■ Actions demandées ■
1. Répondez aux questions suivantes sur le texte consacré au gaz lacrymogène, en reprenant les mêmes lettres pour vos réponses :
(a) Dans quelle revue l'étude a-t-elle été publiée, et à quelle date ?
(b) Combien de personnes ont été sondées ?
(c) Combien de personnes ont évoqué des pertes inhabituelles ?
2. Reprenez le texte consacré au gaz lacrymogène et poursuivez-le à partir de sa dernière phrase.

Crédits : Sylvain SZEWCZYK / Flickr

Une récente étude étasunienne évoque un lien entre l’exposition au gaz lacrymogène et des perturbations menstruelles. Rien n’est encore certain, mais le fait est que cette étude a réuni une quantité de données sur le sujet jamais égalée auparavant.

Une étude réorientée suite aux premiers témoignages

Une équipe de chercheurs du groupe médical Northwest Permanente P.C. aux États-Unis a publié une étude dans la revue BMC Public Health le 26 avril 2021. Plusieurs moins auparavant, les scientifiques avaient lancé un appel à témoins concernant les possibles liens entre l’exposition au gaz lacrymogène et l’apparition de perturbations menstruelles. Sur 1 650 personnes sondées, 54,5 % ont déclaré avoir ressenti des effets sur leur santé menstruelle après avoir été exposées à ce type de gaz. Parmi ces individus, il y avait des femmes, des hommes transsexuels, des non-binaires (genderqueer) ainsi que des personnes n’ayant pas souhaité dévoiler leur genre. Or, 604 d’entre-elles ont affirmé avoir ressenti des crampes menstruelles plus violentes et douloureuses. Pas moins de 459 ont évoqué des pertes inhabituelles, et 300 des saignements plus abondants et plus longs.

■ Données fournies ■

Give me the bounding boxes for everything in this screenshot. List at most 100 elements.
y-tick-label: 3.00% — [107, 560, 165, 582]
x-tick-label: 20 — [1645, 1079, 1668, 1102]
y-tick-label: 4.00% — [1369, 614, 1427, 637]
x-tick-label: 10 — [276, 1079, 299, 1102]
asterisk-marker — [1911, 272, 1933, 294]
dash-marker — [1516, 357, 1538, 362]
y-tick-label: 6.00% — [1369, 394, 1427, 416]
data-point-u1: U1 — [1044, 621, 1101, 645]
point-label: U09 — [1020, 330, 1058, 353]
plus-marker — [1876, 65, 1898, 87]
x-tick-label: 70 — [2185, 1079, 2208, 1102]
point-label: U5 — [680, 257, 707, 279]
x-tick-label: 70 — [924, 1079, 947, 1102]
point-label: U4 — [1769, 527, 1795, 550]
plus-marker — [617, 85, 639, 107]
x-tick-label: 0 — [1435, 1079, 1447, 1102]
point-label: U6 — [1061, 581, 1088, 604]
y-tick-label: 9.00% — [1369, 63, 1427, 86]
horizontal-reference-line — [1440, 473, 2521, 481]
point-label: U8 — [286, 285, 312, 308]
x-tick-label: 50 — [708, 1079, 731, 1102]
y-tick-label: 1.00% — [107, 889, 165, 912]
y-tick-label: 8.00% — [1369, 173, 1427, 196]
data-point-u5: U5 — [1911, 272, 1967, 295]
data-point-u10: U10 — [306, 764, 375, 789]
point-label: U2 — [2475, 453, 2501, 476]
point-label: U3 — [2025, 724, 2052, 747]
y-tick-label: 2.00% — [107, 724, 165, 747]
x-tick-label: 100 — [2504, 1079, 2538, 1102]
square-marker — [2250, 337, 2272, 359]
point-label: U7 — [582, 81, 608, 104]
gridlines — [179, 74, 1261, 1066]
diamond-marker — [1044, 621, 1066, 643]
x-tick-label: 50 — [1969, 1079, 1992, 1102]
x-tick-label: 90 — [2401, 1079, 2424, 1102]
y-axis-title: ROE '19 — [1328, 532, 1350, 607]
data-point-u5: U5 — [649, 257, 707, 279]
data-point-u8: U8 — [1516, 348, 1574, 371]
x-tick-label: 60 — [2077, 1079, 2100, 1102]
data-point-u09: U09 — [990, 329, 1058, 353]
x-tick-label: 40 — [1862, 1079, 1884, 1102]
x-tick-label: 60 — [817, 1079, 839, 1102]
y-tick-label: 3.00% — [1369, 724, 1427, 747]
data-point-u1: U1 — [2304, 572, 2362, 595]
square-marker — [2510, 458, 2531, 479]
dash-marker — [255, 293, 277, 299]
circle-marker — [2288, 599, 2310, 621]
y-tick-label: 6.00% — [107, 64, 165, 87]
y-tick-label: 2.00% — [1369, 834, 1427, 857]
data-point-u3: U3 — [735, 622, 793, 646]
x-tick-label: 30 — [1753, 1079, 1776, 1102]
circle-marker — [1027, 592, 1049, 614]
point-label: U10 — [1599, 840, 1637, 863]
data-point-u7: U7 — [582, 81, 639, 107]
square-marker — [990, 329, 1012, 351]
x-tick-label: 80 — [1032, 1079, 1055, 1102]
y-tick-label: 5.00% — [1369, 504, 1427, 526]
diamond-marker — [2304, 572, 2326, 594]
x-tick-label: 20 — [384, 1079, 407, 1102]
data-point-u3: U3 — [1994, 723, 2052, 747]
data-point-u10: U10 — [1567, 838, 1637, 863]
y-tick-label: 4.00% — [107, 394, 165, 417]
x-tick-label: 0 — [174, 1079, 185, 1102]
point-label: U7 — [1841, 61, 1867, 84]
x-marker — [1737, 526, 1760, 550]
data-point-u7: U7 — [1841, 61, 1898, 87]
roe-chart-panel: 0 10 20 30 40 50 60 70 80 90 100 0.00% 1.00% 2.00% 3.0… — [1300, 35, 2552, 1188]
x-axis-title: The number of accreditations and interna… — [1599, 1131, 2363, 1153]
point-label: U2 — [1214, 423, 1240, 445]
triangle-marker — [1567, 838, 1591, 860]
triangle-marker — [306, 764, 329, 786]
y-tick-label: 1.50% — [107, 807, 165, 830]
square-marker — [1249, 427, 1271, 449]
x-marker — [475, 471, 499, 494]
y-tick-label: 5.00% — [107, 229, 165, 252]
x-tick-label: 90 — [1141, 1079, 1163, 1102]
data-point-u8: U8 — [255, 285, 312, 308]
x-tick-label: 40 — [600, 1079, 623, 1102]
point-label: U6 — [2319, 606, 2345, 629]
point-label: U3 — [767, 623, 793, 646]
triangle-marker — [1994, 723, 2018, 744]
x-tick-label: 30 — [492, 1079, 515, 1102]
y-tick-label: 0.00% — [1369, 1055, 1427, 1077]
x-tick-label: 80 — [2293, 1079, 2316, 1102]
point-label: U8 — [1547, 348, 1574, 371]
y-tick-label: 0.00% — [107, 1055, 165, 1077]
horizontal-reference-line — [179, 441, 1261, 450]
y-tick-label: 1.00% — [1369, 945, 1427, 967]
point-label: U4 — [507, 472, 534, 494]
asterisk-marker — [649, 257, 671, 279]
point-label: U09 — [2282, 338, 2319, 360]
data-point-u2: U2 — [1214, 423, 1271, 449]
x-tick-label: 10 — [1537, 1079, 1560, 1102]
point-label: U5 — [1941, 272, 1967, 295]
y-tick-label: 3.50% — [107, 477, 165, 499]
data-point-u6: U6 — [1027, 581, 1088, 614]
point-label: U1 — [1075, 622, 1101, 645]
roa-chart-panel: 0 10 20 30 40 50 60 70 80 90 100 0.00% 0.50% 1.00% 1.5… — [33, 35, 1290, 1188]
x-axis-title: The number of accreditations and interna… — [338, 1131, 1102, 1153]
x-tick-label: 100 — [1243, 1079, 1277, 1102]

■ Ensemble des réponses ■
1.
(a) Dans la revue BMC Public Health, le 26 avril 2021.
(b) 1 650 personnes.
(c) 459 personnes.

2.
En réalité, les 1 650 répondants faisaient partie d’un total de 2 257 personnes ayant participé à des manifestations Black Lives Matter à Portland (Oregon) entre le 30 juillet et le 20 août 2020. À l’origine, l’étude s’intéressait aux effets à court et moyen terme des gaz lacrymogènes. Selon les chercheurs, l’étude s’est rapidement réorientée après l’arrivée de nombreux témoignages concernant des perturbations de cycles menstruels et d’avertissements concernant des fausses couches.

gaz lacrymogène
Crédits : benjaminjk/ iStock

Deux hypothèses pour expliquer le phénomène

Les meneurs de l’étude ont évoqué deux hypothèses pouvant expliquer le lien entre gaz lacrymogène et perturbations menstruelles. La première concerne une forte dose de stress directement en lien avec l’exposition au gaz. Or, les chercheurs rappellent que certaines fonctions liées à la reproduction sont sensibles aux situations de stress. Il peut alors être question d’une stimulation de cortisol pouvant dérégler l’équilibre hormonal, et ainsi provoquer des perturbations menstruelles.

La seconde hypothèse concerne le gaz CS (chlorobenzylidène malonitrile), composant irritant très utilisé dans les gaz lacrymogènes aux États-Unis. Or, ce gaz CS se métaboliserait en ions thiocyanates et cyanure dans l’organisme et ainsi, jouer un rôle de perturbateur endocrinien. Rappelons au passage que le cyanure est connu pour empêcher les tissus vivants d’utiliser l’oxygène présent dans le sang.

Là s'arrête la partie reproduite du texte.